* [Written instruction A] In the excerpt on the combined vector, reproduce the part that opens with the words containing "for $j=0, \ldots" and closes with "by (20), (21).".
* [Written instruction B] In the excerpt on the combined vector, which function determines the combined vector?

* [Selected extract]
##########

The function $\hat{B}(t, \hat{x}^*)$ determines the combined vector

$$\begin{aligned} \hat{\xi }^j(x_{j,0}, j\Delta t, T):= & {} \int \limits _{j\Delta t}^{T} \hat{B}(\tau , \hat{x}^*(\tau )) \hbox {d}\tau + q(\hat{x}^{*}(T)) = \end{aligned}$$

(21)

$$\begin{aligned}= & {} \sum \limits _{m=j}^{l-1} \left[ \int \limits _{m\Delta t}^{(m+1)\Delta t} B_{m}(\tau , x^{*}_{m}(\tau )) \hbox {d}\tau \right] + q(x^{*}_{l}(T)) \end{aligned}$$

(22)

for $j=0, \ldots , l-1$. Denote by $\hat{W}_j(x^*_{j,0}, j\Delta t, T)$ the set of all vectors $\hat{\xi }^j(x_{j,0}, j\Delta t, T)$ composed by (20), (21).

A solution of the game ${\varGamma }(x_{0}, 0, T)$, in accordance with the new concept, is defined by $\hat{W}:=(\hat{W}_j(x^*_{j,0}, j\Delta t, T))_{j=0}^{l-1}$.

##########

* [Data lines]
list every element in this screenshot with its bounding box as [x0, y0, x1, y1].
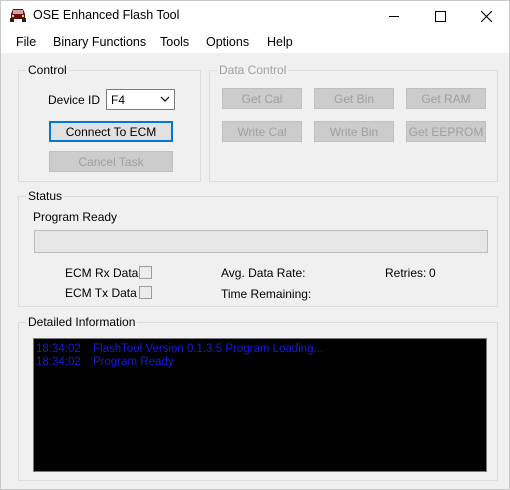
maximize-icon: [434, 10, 446, 22]
ecm-tx-label: ECM Tx Data: [65, 286, 137, 300]
log-box[interactable]: 18:34:02 FlashTool Version 0.1.3.5 Progr…: [33, 338, 487, 472]
device-id-value: F4: [111, 93, 126, 107]
ecm-tx-checkbox[interactable]: [139, 286, 152, 299]
get-eeprom-button[interactable]: Get EEPROM: [406, 121, 486, 142]
data-control-group: Data Control Get Cal Get Bin Get RAM Wri…: [209, 63, 498, 182]
progress-bar: [34, 230, 488, 253]
ecm-rx-checkbox[interactable]: [139, 266, 152, 279]
title-bar[interactable]: OSE Enhanced Flash Tool: [1, 1, 509, 31]
minimize-button[interactable]: [371, 1, 417, 31]
log-time: 18:34:02: [36, 356, 81, 368]
window-title: OSE Enhanced Flash Tool: [33, 8, 180, 22]
cancel-task-button[interactable]: Cancel Task: [49, 151, 173, 172]
write-cal-button[interactable]: Write Cal: [222, 121, 302, 142]
log-message: FlashTool Version 0.1.3.5 Program Loadin…: [93, 343, 324, 355]
menu-options[interactable]: Options: [206, 35, 249, 49]
retries-value: 0: [429, 266, 436, 280]
data-control-group-label: Data Control: [217, 63, 289, 77]
chevron-down-icon: [160, 96, 170, 102]
app-car-icon: [10, 9, 26, 22]
device-id-select[interactable]: F4: [106, 89, 175, 110]
close-icon: [480, 10, 492, 22]
time-remaining-label: Time Remaining:: [221, 287, 312, 301]
details-group: Detailed Information 18:34:02 FlashTool …: [18, 315, 498, 481]
menu-binary-functions[interactable]: Binary Functions: [53, 35, 146, 49]
menu-file[interactable]: File: [16, 35, 36, 49]
log-message: Program Ready: [93, 356, 174, 368]
status-message: Program Ready: [33, 210, 118, 224]
minimize-icon: [388, 15, 399, 17]
write-bin-button[interactable]: Write Bin: [314, 121, 394, 142]
flash-tool-window: OSE Enhanced Flash Tool File Binary Func…: [0, 0, 510, 490]
control-group-label: Control: [26, 63, 69, 77]
status-group-label: Status: [26, 189, 65, 203]
get-ram-button[interactable]: Get RAM: [406, 88, 486, 109]
control-group: Control Device ID F4 Connect To ECM Canc…: [18, 63, 201, 182]
status-group: Status Program Ready ECM Rx Data ECM Tx …: [18, 189, 498, 307]
maximize-button[interactable]: [417, 1, 463, 31]
device-id-label: Device ID: [48, 93, 101, 107]
retries-label: Retries:: [385, 266, 427, 280]
details-group-label: Detailed Information: [26, 315, 138, 329]
ecm-rx-label: ECM Rx Data: [65, 266, 139, 280]
menu-tools[interactable]: Tools: [160, 35, 189, 49]
menu-bar: File Binary Functions Tools Options Help: [1, 31, 509, 53]
get-bin-button[interactable]: Get Bin: [314, 88, 394, 109]
log-time: 18:34:02: [36, 343, 81, 355]
menu-help[interactable]: Help: [267, 35, 293, 49]
close-button[interactable]: [463, 1, 509, 31]
avg-data-rate-label: Avg. Data Rate:: [221, 266, 306, 280]
get-cal-button[interactable]: Get Cal: [222, 88, 302, 109]
connect-to-ecm-button[interactable]: Connect To ECM: [49, 121, 173, 142]
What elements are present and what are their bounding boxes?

##########

* [Final result A]
for $j=0, \ldots , l-1$. Denote by $\hat{W}_j(x^*_{j,0}, j\Delta t, T)$ the set of all vectors $\hat{\xi }^j(x_{j,0}, j\Delta t, T)$ composed by (20), (21).

* [Final result B] The function $\hat{B}(t, \hat{x}^*)$ determines the combined vector.